- [WORK TO BE COMPLETED]: Look for "исследования" in the listing below. Gather each line that contains it.

Data records
★ ★ ★ ★ ★ ★ ★
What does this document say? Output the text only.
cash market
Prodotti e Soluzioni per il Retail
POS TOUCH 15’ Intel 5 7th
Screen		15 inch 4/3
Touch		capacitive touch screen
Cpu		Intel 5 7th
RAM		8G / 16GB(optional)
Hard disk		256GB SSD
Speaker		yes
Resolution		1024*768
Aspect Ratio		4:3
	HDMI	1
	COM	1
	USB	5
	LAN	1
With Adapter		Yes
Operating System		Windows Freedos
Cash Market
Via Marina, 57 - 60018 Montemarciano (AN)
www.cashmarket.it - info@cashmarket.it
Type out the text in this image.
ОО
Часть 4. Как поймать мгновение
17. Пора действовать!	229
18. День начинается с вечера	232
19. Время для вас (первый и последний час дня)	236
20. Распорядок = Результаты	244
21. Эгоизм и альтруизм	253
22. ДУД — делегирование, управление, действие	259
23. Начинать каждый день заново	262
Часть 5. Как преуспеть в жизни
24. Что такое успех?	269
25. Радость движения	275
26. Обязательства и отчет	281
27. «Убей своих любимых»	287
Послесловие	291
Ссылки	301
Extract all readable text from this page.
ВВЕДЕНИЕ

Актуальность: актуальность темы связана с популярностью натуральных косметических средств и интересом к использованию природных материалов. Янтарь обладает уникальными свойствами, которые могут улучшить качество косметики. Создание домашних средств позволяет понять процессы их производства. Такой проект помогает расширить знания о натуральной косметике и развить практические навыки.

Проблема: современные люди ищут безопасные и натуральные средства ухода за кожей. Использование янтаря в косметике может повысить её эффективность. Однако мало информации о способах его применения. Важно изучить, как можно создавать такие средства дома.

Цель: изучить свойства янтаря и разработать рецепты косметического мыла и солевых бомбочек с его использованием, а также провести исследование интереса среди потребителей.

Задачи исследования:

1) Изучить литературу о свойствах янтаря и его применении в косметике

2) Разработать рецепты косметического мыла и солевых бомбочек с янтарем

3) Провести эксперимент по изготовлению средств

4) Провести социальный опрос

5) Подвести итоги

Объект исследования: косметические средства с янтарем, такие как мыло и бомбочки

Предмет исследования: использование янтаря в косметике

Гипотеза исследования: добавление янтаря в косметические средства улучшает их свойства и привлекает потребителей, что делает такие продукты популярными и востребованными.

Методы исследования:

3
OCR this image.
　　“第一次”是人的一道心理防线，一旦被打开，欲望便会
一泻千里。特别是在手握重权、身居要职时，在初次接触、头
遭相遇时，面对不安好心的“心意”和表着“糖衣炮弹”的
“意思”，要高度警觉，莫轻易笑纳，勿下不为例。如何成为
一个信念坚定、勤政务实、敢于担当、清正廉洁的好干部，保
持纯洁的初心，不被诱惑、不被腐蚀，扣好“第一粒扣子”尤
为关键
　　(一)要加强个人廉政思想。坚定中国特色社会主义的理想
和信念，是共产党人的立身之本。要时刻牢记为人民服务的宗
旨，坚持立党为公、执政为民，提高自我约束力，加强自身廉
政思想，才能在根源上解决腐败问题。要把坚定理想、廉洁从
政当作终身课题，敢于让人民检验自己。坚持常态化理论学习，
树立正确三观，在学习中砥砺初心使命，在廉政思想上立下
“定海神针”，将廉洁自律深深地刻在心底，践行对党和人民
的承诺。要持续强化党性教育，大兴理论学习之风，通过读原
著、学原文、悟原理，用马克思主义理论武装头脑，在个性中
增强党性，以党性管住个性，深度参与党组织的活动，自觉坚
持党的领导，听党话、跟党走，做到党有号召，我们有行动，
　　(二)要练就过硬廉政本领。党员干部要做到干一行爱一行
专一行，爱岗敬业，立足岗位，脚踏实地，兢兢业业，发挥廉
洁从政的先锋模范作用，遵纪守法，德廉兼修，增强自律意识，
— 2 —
★ ★ ★ ★ ★ ★ ★
- [EXERCISE RESPONSE]:
Задачи исследования:
Объект исследования: косметические средства с янтарем, такие как мыло и бомбочки
Предмет исследования: использование янтаря в косметике
Гипотеза исследования: добавление янтаря в косметические средства улучшает их свойства и привлекает потребителей, что делает такие продукты популярными и востребованными.
Методы исследования:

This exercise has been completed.